## WHAT NEEDS TO BE DONE
Find the lines in these entries that include the word "арқылы" and state how many there are, with no other words.
>> Start SOURCE MATERIAL
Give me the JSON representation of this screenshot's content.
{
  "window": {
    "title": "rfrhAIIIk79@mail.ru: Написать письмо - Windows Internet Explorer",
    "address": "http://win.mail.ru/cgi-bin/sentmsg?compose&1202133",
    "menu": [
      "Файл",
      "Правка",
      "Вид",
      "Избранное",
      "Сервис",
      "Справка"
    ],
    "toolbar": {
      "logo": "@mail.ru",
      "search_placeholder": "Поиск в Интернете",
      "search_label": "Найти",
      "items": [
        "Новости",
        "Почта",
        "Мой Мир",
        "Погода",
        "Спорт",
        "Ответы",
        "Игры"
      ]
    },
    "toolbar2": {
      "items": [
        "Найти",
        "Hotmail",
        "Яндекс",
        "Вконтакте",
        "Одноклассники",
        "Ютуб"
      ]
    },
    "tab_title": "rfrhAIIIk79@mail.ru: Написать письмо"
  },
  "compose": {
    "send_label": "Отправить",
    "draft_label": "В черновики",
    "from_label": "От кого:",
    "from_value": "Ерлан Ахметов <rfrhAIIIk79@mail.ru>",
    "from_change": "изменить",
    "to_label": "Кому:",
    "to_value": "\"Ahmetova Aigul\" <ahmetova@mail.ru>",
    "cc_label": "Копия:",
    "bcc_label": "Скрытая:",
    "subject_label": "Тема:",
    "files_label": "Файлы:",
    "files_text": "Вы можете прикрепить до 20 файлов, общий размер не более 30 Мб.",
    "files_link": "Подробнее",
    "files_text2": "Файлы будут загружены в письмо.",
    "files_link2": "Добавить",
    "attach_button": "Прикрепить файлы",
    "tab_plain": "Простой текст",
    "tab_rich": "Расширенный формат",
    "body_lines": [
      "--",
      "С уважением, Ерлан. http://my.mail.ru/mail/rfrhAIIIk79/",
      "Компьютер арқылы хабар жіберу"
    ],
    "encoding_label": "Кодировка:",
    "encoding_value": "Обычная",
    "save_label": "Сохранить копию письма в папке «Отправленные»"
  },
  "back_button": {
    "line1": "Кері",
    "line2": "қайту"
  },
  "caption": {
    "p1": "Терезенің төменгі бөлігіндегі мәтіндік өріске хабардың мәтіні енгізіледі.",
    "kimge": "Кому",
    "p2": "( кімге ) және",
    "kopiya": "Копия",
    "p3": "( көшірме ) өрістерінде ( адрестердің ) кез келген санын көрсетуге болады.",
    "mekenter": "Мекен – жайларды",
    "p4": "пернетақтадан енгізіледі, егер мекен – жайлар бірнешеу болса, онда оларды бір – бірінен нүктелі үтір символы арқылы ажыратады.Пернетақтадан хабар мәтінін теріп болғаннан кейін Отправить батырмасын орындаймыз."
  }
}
>> End SOURCE MATERIAL
## FINAL RESULT
2